対象の文章のうち、「平成29年3月1日 口頭審理陳述要領書(被請求人)」から始まり「前記培養培地が動物性タンパク質を含まない培地である、請求項1記載の方法。」で終わる部分を、「硫酸デキストラン」を「デキストラン硫酸」に置き換えて書き直してください。

:: 対象の文章 ::

結論 本件審判の請求は、成り立たない。 審判費用は、請求人の負担とする。 
理由 第1 手続の経緯
本件特許第5550350号についての手続の経緯の概要は以下のとおりである。
平成19年2月23日 特許出願
平成26年5月30日 特許権の設定登録
平成28年6月24日 特許無効審判請求
平成28年8月16日 手続補正書
平成28年11月22日 答弁書
平成29年2月27日 口頭審理陳述要領書(請求人)
平成29年3月1日 口頭審理陳述要領書(被請求人)
平成29年3月15日 上申書(被請求人)、口頭審理
平成29年3月29日 上申書(請求人及び被請求人)

第2 本件特許発明
本件特許第5550350号の請求項1?4に係る発明は、その特許請求の範囲の請求項1?4に記載された次のとおりのものである(以下、「本件特許発明1?4」という。)。
「【請求項1】
培養培地中に第VIII因子又は第VIII因子誘導体をコードするcDNAを含有する発現DNAベクターで形質転換された哺乳類宿主細胞から組み換え第VIII因子を生産し、前記第VIII因子を固相支持体に結合された第VIII因子特異的親和性分子を使用して精製する方法であって、
(a)前記哺乳類宿主細胞を、プロテアーゼ阻害活性を有する硫酸化多糖類が補充された培養培地で培養し、前記硫酸化多糖類は、約20,000?約5,000,000Daの分子量を有する硫酸デキストランであり、前記培養培地中の前記硫酸デキストランの量が25mg/L乃至200mg/Lである工程、
(b)限外ろ過を通して前記第VIII因子を含有する培養培地を濃縮し、
(c)前記第VIII因子を免疫親和性クロマトグラフィーにより前記濃縮された培養培地から精製することを含み、ここで、前記親和性クロマトグラフィーは、(i)抗第VIII因子特異抗体が結合されたアガロース及びセファロースを含む固相支持体で充填されたカラム、及び(ii)前記抗体が結合された固相支持体に結合された第VIII因子分子のための緩衝剤、塩、塩化カルシウム、界面活性剤及びエチレングリコールを含有する溶出緩衝剤を含む方法。
【請求項2】
前記培養培地が動物性タンパク質を含まない培地である、請求項1記載の方法。
【請求項3】
前記哺乳類宿主細胞がCHO、BHK及びCOS細胞である、請求項1記載の方法。
【請求項4】
前記生産された第VIII因子分子の均質性を増加させる方法である、請求項1?3のいずれか1項記載の方法。」

第3 当事者の主張の概要
1.請求人の主張
請求人は、本件特許第5550350号の請求項1ないし4に係る発明について特許を無効とする、審判費用は被請求人の負担とする、との審決を求め、以下のように主張する。
(無効理由)本件特許発明1?4は、甲第1号証に記載された発明に基づいて当業者が容易に発明することができたものであるから、特許法第29条第2項の規定により特許を受けることができないものであり、特許法第123条第1項第2号に該当し、無効とすべきである。
そして、請求人が提出した証拠方法は、以下のとおりである。

:::
:: 提供された行 ::

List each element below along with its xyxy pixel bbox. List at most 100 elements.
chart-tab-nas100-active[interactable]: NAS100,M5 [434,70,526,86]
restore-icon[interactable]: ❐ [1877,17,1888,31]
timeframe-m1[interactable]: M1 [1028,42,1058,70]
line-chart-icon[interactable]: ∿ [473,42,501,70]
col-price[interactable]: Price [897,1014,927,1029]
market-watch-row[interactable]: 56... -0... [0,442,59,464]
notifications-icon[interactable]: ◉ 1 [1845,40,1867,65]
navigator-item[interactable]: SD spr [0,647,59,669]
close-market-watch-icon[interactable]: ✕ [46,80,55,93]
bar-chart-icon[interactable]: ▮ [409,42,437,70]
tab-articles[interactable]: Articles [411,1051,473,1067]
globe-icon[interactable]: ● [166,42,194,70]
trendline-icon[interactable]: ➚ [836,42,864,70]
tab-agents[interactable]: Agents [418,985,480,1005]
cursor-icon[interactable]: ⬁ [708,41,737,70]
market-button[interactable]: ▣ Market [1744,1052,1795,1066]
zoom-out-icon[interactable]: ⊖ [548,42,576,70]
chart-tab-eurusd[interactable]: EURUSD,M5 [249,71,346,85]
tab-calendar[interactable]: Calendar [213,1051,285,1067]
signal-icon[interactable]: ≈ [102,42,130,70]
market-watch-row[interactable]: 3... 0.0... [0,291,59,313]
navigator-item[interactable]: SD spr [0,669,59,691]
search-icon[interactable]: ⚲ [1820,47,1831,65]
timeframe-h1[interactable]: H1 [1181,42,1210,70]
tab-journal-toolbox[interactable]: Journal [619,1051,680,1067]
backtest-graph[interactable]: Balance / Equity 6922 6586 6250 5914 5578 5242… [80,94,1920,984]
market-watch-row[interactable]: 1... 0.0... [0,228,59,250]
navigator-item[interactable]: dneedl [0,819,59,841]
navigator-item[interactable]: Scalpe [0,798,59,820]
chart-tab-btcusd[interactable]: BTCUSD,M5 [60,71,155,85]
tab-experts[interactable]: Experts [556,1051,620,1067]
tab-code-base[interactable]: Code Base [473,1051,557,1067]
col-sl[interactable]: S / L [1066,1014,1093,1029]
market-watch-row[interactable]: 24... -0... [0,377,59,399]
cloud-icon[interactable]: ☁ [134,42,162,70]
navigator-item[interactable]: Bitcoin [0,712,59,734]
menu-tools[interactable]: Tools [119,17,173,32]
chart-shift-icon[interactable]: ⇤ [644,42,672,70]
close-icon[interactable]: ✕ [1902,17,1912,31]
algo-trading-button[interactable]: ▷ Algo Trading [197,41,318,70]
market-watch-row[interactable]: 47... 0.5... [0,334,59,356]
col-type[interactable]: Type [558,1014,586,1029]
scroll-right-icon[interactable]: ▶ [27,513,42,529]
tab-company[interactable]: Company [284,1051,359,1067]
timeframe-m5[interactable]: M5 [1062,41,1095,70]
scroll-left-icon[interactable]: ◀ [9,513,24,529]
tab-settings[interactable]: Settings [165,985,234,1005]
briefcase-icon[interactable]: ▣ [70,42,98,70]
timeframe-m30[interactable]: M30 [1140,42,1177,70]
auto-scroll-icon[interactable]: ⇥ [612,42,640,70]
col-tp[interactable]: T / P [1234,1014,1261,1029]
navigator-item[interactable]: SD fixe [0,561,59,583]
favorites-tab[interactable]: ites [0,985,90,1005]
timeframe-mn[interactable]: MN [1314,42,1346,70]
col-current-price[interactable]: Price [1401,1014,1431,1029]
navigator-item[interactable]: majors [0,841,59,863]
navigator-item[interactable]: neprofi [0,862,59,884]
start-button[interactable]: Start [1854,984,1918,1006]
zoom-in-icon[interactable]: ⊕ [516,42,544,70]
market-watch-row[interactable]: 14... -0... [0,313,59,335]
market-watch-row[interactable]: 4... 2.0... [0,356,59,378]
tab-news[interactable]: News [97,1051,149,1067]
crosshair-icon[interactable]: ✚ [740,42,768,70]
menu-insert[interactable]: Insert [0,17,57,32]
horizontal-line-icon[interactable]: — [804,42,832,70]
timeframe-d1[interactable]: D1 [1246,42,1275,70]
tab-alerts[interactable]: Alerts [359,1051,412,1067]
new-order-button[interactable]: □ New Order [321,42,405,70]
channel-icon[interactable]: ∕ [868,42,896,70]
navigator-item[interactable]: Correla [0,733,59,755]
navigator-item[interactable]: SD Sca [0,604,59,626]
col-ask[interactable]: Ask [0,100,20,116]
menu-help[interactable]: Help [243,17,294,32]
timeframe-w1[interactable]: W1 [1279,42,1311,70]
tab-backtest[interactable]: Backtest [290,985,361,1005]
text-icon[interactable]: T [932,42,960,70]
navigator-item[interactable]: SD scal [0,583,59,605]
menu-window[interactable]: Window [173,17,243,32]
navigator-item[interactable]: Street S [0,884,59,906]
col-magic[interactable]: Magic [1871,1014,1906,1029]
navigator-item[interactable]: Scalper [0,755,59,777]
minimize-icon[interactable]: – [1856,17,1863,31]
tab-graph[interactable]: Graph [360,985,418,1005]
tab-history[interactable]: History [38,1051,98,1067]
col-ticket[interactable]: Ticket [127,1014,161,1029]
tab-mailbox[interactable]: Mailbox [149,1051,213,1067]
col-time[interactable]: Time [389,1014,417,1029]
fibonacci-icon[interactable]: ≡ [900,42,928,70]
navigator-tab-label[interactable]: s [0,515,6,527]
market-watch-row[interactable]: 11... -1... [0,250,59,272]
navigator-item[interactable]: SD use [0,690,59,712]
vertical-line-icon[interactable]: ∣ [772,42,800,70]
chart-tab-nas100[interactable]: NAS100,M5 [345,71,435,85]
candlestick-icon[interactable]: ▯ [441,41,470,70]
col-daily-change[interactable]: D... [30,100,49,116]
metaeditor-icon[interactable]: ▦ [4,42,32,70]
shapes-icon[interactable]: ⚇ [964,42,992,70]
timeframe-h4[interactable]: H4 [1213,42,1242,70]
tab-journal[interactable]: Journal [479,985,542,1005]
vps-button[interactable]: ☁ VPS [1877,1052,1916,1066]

:::

*解答欄*.
平成29年3月1日 口頭審理陳述要領書(被請求人)
平成29年3月15日 上申書(被請求人)、口頭審理
平成29年3月29日 上申書(請求人及び被請求人)

第2 本件特許発明
本件特許第5550350号の請求項1?4に係る発明は、その特許請求の範囲の請求項1?4に記載された次のとおりのものである(以下、「本件特許発明1?4」という。)。
「【請求項1】
培養培地中に第VIII因子又は第VIII因子誘導体をコードするcDNAを含有する発現DNAベクターで形質転換された哺乳類宿主細胞から組み換え第VIII因子を生産し、前記第VIII因子を固相支持体に結合された第VIII因子特異的親和性分子を使用して精製する方法であって、
(a)前記哺乳類宿主細胞を、プロテアーゼ阻害活性を有する硫酸化多糖類が補充された培養培地で培養し、前記硫酸化多糖類は、約20,000?約5,000,000Daの分子量を有するデキストラン硫酸であり、前記培養培地中の前記デキストラン硫酸の量が25mg/L乃至200mg/Lである工程、
(b)限外ろ過を通して前記第VIII因子を含有する培養培地を濃縮し、
(c)前記第VIII因子を免疫親和性クロマトグラフィーにより前記濃縮された培養培地から精製することを含み、ここで、前記親和性クロマトグラフィーは、(i)抗第VIII因子特異抗体が結合されたアガロース及びセファロースを含む固相支持体で充填されたカラム、及び(ii)前記抗体が結合された固相支持体に結合された第VIII因子分子のための緩衝剤、塩、塩化カルシウム、界面活性剤及びエチレングリコールを含有する溶出緩衝剤を含む方法。
【請求項2】
前記培養培地が動物性タンパク質を含まない培地である、請求項1記載の方法。